• To do
Work out how many lines in the data hold the word "this", and reply with that number only.

• Available data
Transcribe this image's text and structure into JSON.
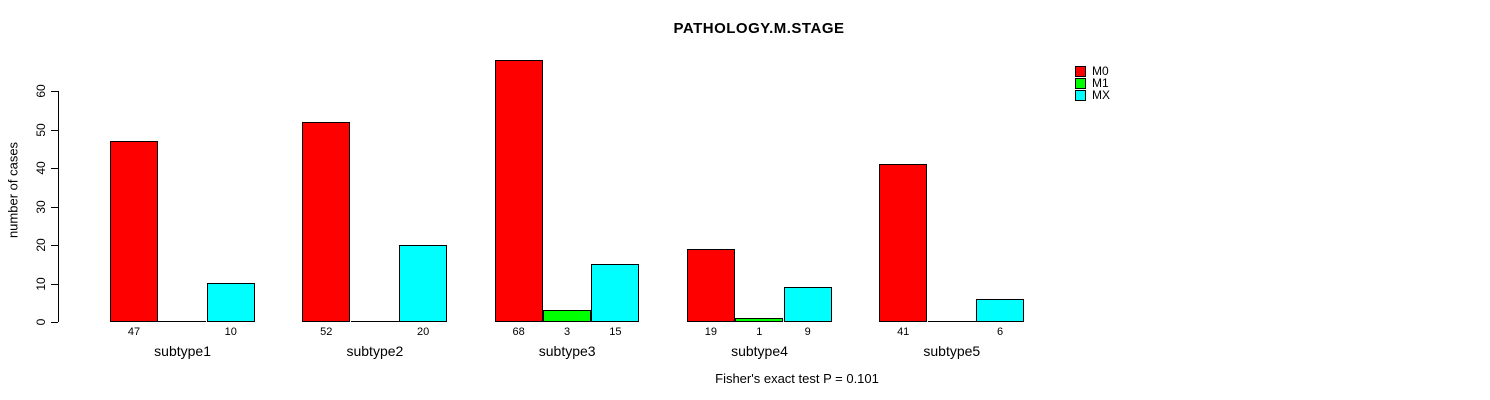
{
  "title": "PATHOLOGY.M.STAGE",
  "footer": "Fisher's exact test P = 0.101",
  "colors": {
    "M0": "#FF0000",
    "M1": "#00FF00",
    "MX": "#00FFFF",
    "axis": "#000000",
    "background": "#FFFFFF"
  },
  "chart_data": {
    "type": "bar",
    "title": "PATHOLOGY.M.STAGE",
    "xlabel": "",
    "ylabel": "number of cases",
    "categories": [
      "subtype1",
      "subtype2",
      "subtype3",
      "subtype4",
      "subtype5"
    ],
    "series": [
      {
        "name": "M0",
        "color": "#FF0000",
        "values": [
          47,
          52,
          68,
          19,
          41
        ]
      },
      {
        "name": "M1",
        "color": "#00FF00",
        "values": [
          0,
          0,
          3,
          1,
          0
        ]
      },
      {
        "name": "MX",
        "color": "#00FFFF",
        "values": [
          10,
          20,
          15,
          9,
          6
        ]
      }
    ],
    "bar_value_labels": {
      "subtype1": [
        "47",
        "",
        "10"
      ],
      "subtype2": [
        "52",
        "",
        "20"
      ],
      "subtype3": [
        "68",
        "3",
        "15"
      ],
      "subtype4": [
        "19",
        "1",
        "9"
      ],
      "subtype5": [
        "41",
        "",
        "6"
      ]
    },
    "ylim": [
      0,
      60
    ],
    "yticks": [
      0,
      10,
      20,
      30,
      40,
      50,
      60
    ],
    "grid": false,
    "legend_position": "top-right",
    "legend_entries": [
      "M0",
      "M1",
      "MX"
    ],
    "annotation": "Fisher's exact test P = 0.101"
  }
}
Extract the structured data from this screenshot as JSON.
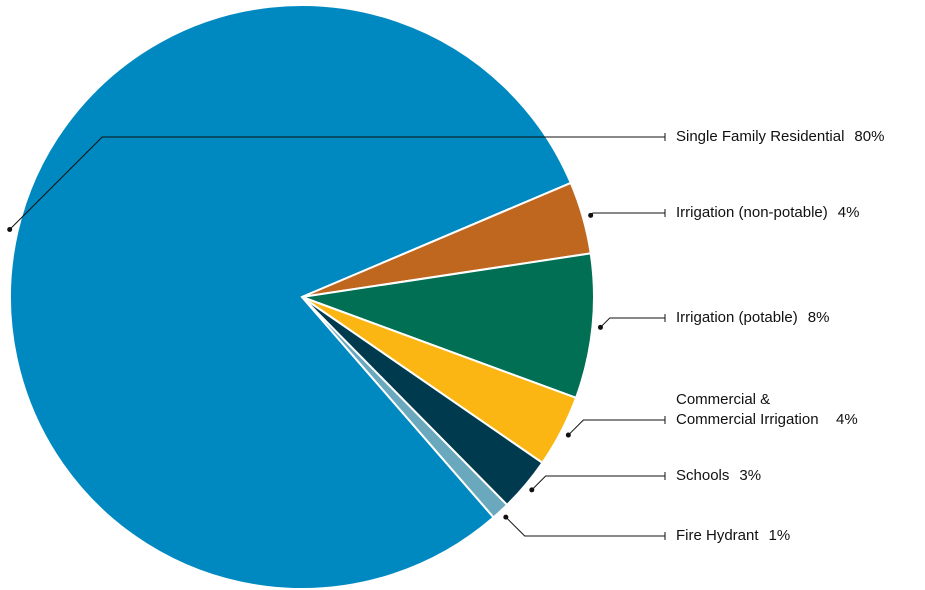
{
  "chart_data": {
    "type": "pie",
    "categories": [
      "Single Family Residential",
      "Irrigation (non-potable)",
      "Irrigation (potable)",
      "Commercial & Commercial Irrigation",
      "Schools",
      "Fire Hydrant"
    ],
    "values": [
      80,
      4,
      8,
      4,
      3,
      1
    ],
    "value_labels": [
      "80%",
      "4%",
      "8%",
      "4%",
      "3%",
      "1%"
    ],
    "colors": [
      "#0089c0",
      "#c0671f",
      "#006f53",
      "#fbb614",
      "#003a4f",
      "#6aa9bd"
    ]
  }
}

...

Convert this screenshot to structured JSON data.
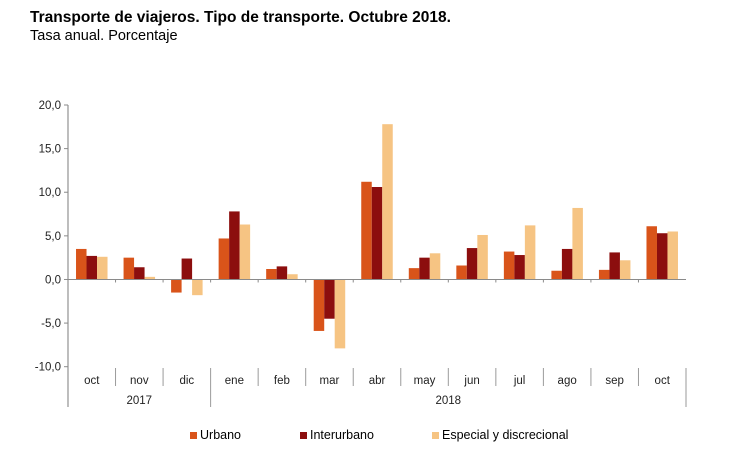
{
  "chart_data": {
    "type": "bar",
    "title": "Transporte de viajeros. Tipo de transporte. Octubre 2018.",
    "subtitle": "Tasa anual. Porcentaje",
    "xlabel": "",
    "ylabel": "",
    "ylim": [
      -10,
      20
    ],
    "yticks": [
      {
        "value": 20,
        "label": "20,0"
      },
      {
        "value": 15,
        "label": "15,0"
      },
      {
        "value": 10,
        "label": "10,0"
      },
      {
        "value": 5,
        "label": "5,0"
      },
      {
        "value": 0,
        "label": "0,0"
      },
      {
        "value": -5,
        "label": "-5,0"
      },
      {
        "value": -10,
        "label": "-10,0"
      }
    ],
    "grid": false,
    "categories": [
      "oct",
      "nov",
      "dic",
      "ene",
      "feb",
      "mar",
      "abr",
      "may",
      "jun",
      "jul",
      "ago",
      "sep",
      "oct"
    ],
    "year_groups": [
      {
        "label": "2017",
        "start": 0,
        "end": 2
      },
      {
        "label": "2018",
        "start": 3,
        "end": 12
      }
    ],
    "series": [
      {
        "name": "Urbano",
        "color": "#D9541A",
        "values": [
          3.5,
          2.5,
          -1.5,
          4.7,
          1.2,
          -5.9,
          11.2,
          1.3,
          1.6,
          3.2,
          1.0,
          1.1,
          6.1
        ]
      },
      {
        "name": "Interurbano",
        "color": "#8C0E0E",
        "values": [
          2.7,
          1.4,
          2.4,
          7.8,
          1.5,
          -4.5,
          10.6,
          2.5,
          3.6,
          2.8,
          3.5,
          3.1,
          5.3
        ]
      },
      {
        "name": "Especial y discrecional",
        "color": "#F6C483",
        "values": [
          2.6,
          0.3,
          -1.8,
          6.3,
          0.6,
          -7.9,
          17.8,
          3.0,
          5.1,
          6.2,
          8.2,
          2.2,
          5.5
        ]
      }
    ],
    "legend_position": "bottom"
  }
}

• Expected answer
3